> 課題 A:
FIREについての記事のうち、「FIREはアーリーリタイアと」から始まり「について、僕の考えを述べたいと思います。」で終わる部分を、「僕」を「私」に置き換えて更新し、示してください。
> 課題 B:
FIREについての記事をもとに、次の問いに答えてください。
(i) FIREでは何歳代でのリタイアを目指すか。
(ii) 「Lean」は英語でどういう意味か。
(iii) 3つの区分のうち、豊かな生活スタイルを維持するものは何か。
> 課題 C:
FIREについての記事を、最後の文の後から書き進めてください。

> ページ抜粋:
* * * * * * *

近年、セミリタイアをする人が徐々に増えてきています。
セミリタイアはFIRE(ファイア)と呼ばれ、1980年代~2000年代生まれの人を中心に広まっています。
FIREは、50代や60代のリタイアとは違い、30代~40代の若い段階でリタイアを目指し、そのための方法を入念に準備しながら行うのが特徴です。
FIREは、
Financial
Independence
Retire
Early
というアメリカ発のアナグラムで「経済的自由を成し遂げ、早期退職する生き方」を意味します。
FIREはアーリーリタイアと違って、完全に働くことをやめるのではなく、パートタイムでの仕事や自分が好きなことをして働きながら生活していきます。
これを聞くと「いいなあ…」と思う方も多いのではないでしょうか?
しかし、ちょっと立ち止まって考えてみましょう。
FIREをすれば本当にハッピーになれるのか?
僕は疑問に思うところがあります。
そんなわけでこの記事では、
セミリタイア(FIRE)をして本当に幸せになれるのか?
について、僕の考えを述べたいと思います。
最初に断っておくと、僕は「仕事はするべき」「労働は美しい」「苦労はした方がいい」などの考えはないタイプなので、FIREに対する偏見などは全くありません。
それではいってみましょう。
Contents
3つのFIRE
ひとえにFIREと言っても区分があります。
FIREといっても求める退職後の生活レベルによって、以下のように3つに区分されています。
Lean FIRE:生活費を切り詰め、ミニマリスト的な暮らしを続ける
FIRE:ある程度ゆとりのある快適な生活をしていく
Fat FIRE:豊かな生活スタイルを維持する
それぞれの違いを見ていきましょう。
Lean FIRE
Lean(リーン)とは英語で「細い、痩せた」という意味を表します。
つまり、退職後はミニマリスト的に細々と生きるタイプのFIREです。
ミニマリストは若年層を中心に広まっているため、比較的若い人に多いFIREです。
とにかく働きたくない人に向いてそうですね。
FIRE
一般的なFIREで、ある程度仕事をすることで退職後も生活レベルを維持していくというスタイルです。
額は多くなくても、何らかの定期的な収入を得ながら生活していくFIREですね。

* * * * * * *

> 記録データ:
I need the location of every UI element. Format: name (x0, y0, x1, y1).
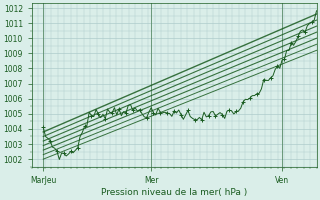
X-axis label: Pression niveau de la mer( hPa ): Pression niveau de la mer( hPa ) (101, 188, 247, 197)
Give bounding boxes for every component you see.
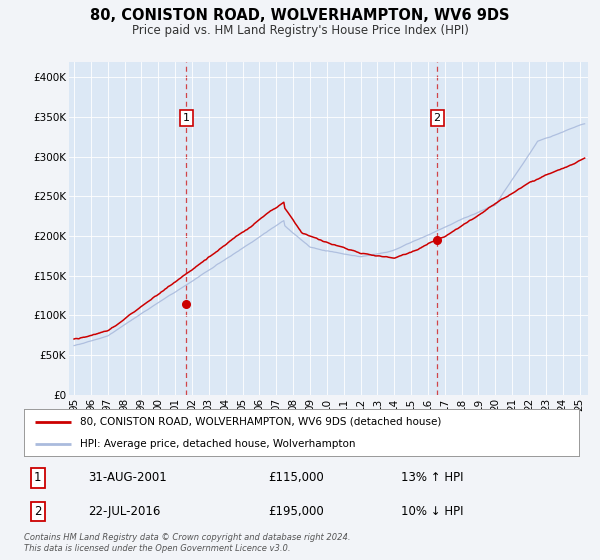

* * * * * * *

> 出力 A:
FIREはアーリーリタイアと違って、完全に働くことをやめるのではなく、パートタイムでの仕事や自分が好きなことをして働きながら生活していきます。
これを聞くと「いいなあ…」と思う方も多いのではないでしょうか?
しかし、ちょっと立ち止まって考えてみましょう。
FIREをすれば本当にハッピーになれるのか?
私は疑問に思うところがあります。
そんなわけでこの記事では、
セミリタイア(FIRE)をして本当に幸せになれるのか?
について、私の考えを述べたいと思います。

> 出力 B:
(i) 30代~40代
(ii) 「細い、痩せた」
(iii) Fat FIRE

> 出力 C:
Fat FIRE
Fatは英語で「肥えた、太った」を表します。
すなわち、Fat FIREはリタイア後も豊かな生活を続けていくFIREです。
退職時によほどの資産がない限り、相当程度の労働やそれなりの額の不労所得を必要とする生き方です。
退職時にまとまった資産を持っている人向けのFIREです(でないとそもそも無理ですね)。
リタイア後の生活で起こり得ること
さて、FIREの違いがわかったところで、今度は「リアイア後の生活で起こり得ること」について考えてみたいと思います。
「とりあえずリタイアしたけど、こんなはずじゃなかった…」と感じる要因にどれもなり得ることですので、十分に注意するべき事項だと思います。
ヒマを持てあます
「仕事がなければ毎日どれだけハッピーか…」と思う方はたくさんいらっしゃると思います。
たしかに年中仕事が多忙だったり、強いプレッシャーがかかるような仕事をされている方は、そう思うのは無理はないでしょう。
仕事がなければ、仕事によるストレスは溜まらなくなります。
しかし、学生時代や長期休暇で「休みだけどやることがないな…」と時間を持て余したことがある人は少なくないのではないでしょうか?
ただ仕事がなくなるだけだと、この暇を持て余すような生活が毎日続くわけです。
学生時代のように、自分だけでなく周りに暇人がたくさんいるのであれば遊んだりできますが、社会人になると周りの人のほとんどは日中仕事をしていることでしょう。
つまり、一人でFIREしても
自分だけ時間が余ってしまい、ひとりヒマになってしまう状態
になるわけです。
これはこれでなかなか辛いのではないでしょうか。
実際に知人が転職で2ヵ月ほど無職期間があったのですが、2週間で飽きたそうです。
ただ仕事をやめればハッピーになれる、という可能性はあまり期待できないと考えた方がよいでしょう。
収入がなくなり、やりたいことができなくなる
セミリタイア後に全く仕事をしないと、時間が余るだけでなくこれまでの貯金を取り崩して生活していくことになります。
毎日自分の資産が減っていくわけですから、精神的にだんだん追いつめられるのは間違いないでしょう。
また、資産を取り崩すだけだと、当然出費にも慎重になるので
時間はあるのに遊べないという状態
になります。
せっかく自由を手に入れても、その自由を使いこなせないことになります。
やはり、FIREをしてもある程度は好きなことができる程度の収入を確保することが必須だと思います。
投資で失敗する
セミリタイアをした人の中には、株式投資や不動産投資により収入を得ている人も少なくありません。
株式投資の場合は、株式の売買による収入よりも、配当金で定期的な収入を得ている人が多いです。
不動産投資の場合は、毎月の家賃により収入を得ることになります。
株式投資による配当金は優秀な不労所得であり、一定の収入を労せずして定期的に手に入れることができます。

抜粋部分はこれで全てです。